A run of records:
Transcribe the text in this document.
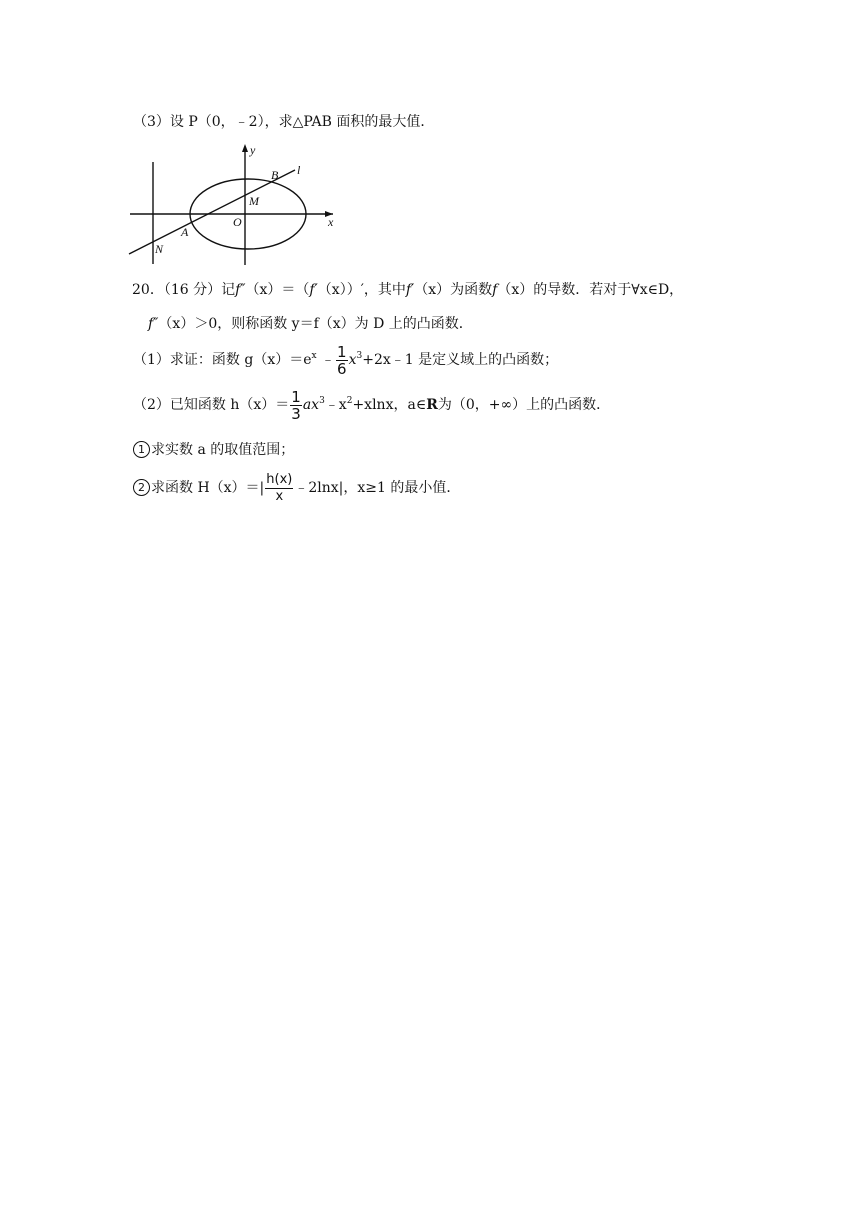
（3）设 P（0，﹣2），求△PAB 面积的最大值．
y
x
B l
M
O
A
N
20．（16 分）记f″（x）＝（f′（x））′，其中f′（x）为函数f（x）的导数．若对于∀x∈D，
f″（x）＞0，则称函数 y＝f（x）为 D 上的凸函数．
（1）求证：函数 $g(x)=e^x$ ﹣ $\frac{1}{6}$ $x^3+2x﹣1$ 是定义域上的凸函数；
（2）已知函数 $h(x)= \frac{1}{3}$ $ax^3﹣x^2+xlnx$，a∈R为（0，+∞）上的凸函数．
1 求实数 a 的取值范围；
2 求函数 $H(x)=| \frac{h(x)}{x}$ ﹣2lnx|，x≥1 的最小值．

Challenge -> Repeat the material above in full and exactly, omitting the pictures.

Answer below ->
Transcribe the text in this document.
（3）设 P（0，﹣2），求△PAB 面积的最大值．
y
x
B l
M
O
A
N
20．（16 分）记f″（x）＝（f′（x））′，其中f′（x）为函数f（x）的导数．若对于∀x∈D，
f″（x）＞0，则称函数 y＝f（x）为 D 上的凸函数．
（1）求证：函数 $g(x)=e^x$ ﹣ $\frac{1}{6}$ $x^3+2x﹣1$ 是定义域上的凸函数；
（2）已知函数 $h(x)= \frac{1}{3}$ $ax^3﹣x^2+xlnx$，a∈R为（0，+∞）上的凸函数．
1 求实数 a 的取值范围；
2 求函数 $H(x)=| \frac{h(x)}{x}$ ﹣2lnx|，x≥1 的最小值．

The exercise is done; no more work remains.